Required work
Rewrite each line of the rows below as a JSON list of strings, with one string per line and blank lines left out. Leave the pictures out of the answer.

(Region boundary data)
+++
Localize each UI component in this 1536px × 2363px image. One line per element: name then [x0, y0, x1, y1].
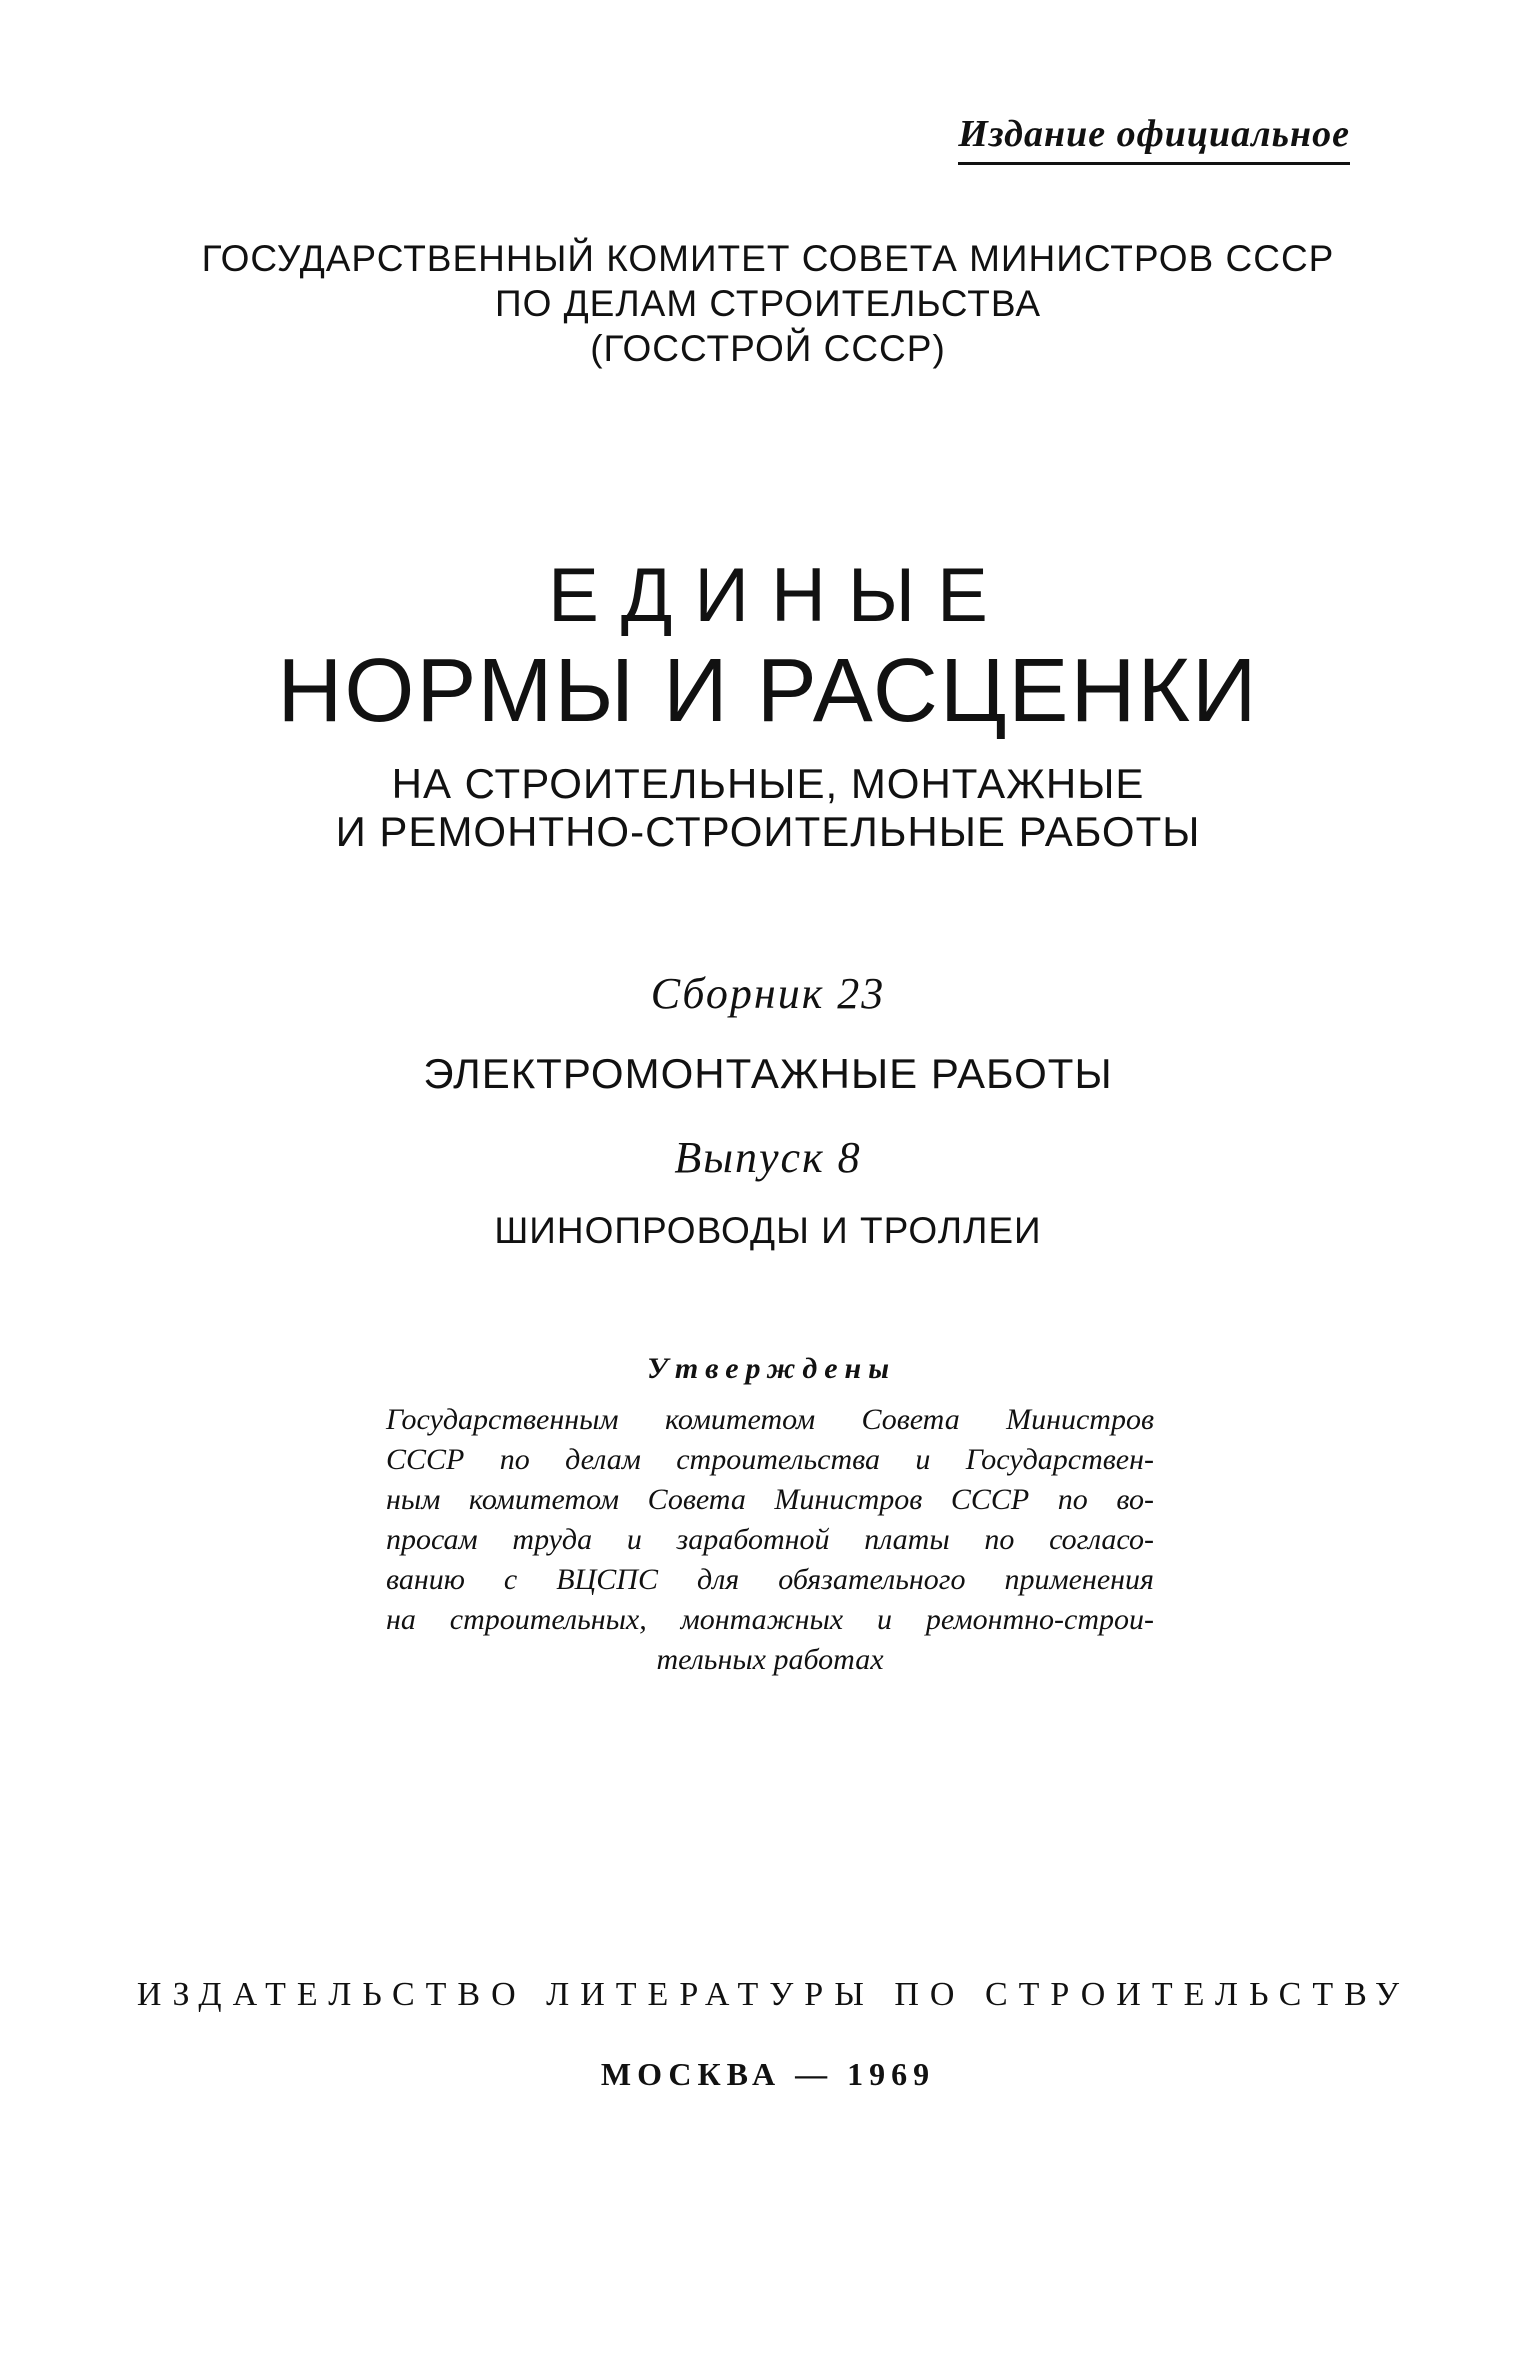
collection-label: Сборник 23 [650, 969, 886, 1018]
approval-line: тельных работах [656, 1643, 884, 1676]
subtitle-line-1: НА СТРОИТЕЛЬНЫЕ, МОНТАЖНЫЕ [391, 760, 1145, 807]
approval-line: Государственным комитетом Совета Министров [386, 1403, 1154, 1436]
approval-line: ным комитетом Совета Министров СССР по во- [386, 1483, 1154, 1516]
title-line-1: ЕДИНЫЕ [548, 553, 1010, 638]
subtitle-line-2: И РЕМОНТНО-СТРОИТЕЛЬНЫЕ РАБОТЫ [335, 808, 1201, 855]
collection-title: ЭЛЕКТРОМОНТАЖНЫЕ РАБОТЫ [423, 1050, 1113, 1097]
approval-line: на строительных, монтажных и ремонтно-строи- [386, 1603, 1154, 1636]
title-line-2: НОРМЫ И РАСЦЕНКИ [277, 641, 1259, 741]
approval-heading: Утверждены [646, 1352, 897, 1385]
city-year: МОСКВА — 1969 [600, 2056, 936, 2092]
issue-title: ШИНОПРОВОДЫ И ТРОЛЛЕИ [494, 1210, 1042, 1251]
publisher-name: ИЗДАТЕЛЬСТВО ЛИТЕРАТУРЫ ПО СТРОИТЕЛЬСТВУ [136, 1976, 1411, 2013]
edition-label: Издание официальное [958, 112, 1350, 165]
issuer-line-3: (ГОССТРОЙ СССР) [590, 328, 946, 369]
issuer-line-2: ПО ДЕЛАМ СТРОИТЕЛЬСТВА [494, 283, 1042, 324]
issue-label: Выпуск 8 [674, 1133, 862, 1182]
approval-text [386, 1400, 1154, 1680]
approval-line: ванию с ВЦСПС для обязательного применения [386, 1563, 1154, 1596]
approval-line: просам труда и заработной платы по согласо- [386, 1523, 1154, 1556]
approval-line: СССР по делам строительства и Государствен- [386, 1443, 1154, 1476]
issuer-line-1: ГОСУДАРСТВЕННЫЙ КОМИТЕТ СОВЕТА МИНИСТРОВ СССР [201, 238, 1335, 279]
+++
Response to this task
[
  "Localize each UI component in this 1536px × 2363px image. One line per element: name then [x0, y0, x1, y1].",
  "collection-label: Сборник 23 [650, 969, 886, 1018]",
  "approval-line: тельных работах [656, 1643, 884, 1676]",
  "subtitle-line-1: НА СТРОИТЕЛЬНЫЕ, МОНТАЖНЫЕ [391, 760, 1145, 807]",
  "approval-line: Государственным комитетом Совета Министров [386, 1403, 1154, 1436]",
  "approval-line: ным комитетом Совета Министров СССР по во- [386, 1483, 1154, 1516]",
  "title-line-1: ЕДИНЫЕ [548, 553, 1010, 638]",
  "subtitle-line-2: И РЕМОНТНО-СТРОИТЕЛЬНЫЕ РАБОТЫ [335, 808, 1201, 855]",
  "collection-title: ЭЛЕКТРОМОНТАЖНЫЕ РАБОТЫ [423, 1050, 1113, 1097]",
  "approval-line: на строительных, монтажных и ремонтно-строи- [386, 1603, 1154, 1636]",
  "title-line-2: НОРМЫ И РАСЦЕНКИ [277, 641, 1259, 741]",
  "approval-heading: Утверждены [646, 1352, 897, 1385]",
  "city-year: МОСКВА — 1969 [600, 2056, 936, 2092]",
  "issue-title: ШИНОПРОВОДЫ И ТРОЛЛЕИ [494, 1210, 1042, 1251]",
  "publisher-name: ИЗДАТЕЛЬСТВО ЛИТЕРАТУРЫ ПО СТРОИТЕЛЬСТВУ [136, 1976, 1411, 2013]",
  "edition-label: Издание официальное [958, 112, 1350, 165]",
  "issuer-line-3: (ГОССТРОЙ СССР) [590, 328, 946, 369]",
  "issuer-line-2: ПО ДЕЛАМ СТРОИТЕЛЬСТВА [494, 283, 1042, 324]",
  "issue-label: Выпуск 8 [674, 1133, 862, 1182]",
  "approval-text [386, 1400, 1154, 1680]",
  "approval-line: ванию с ВЦСПС для обязательного применения [386, 1563, 1154, 1596]",
  "approval-line: просам труда и заработной платы по согласо- [386, 1523, 1154, 1556]",
  "approval-line: СССР по делам строительства и Государствен- [386, 1443, 1154, 1476]",
  "issuer-line-1: ГОСУДАРСТВЕННЫЙ КОМИТЕТ СОВЕТА МИНИСТРОВ СССР [201, 238, 1335, 279]"
]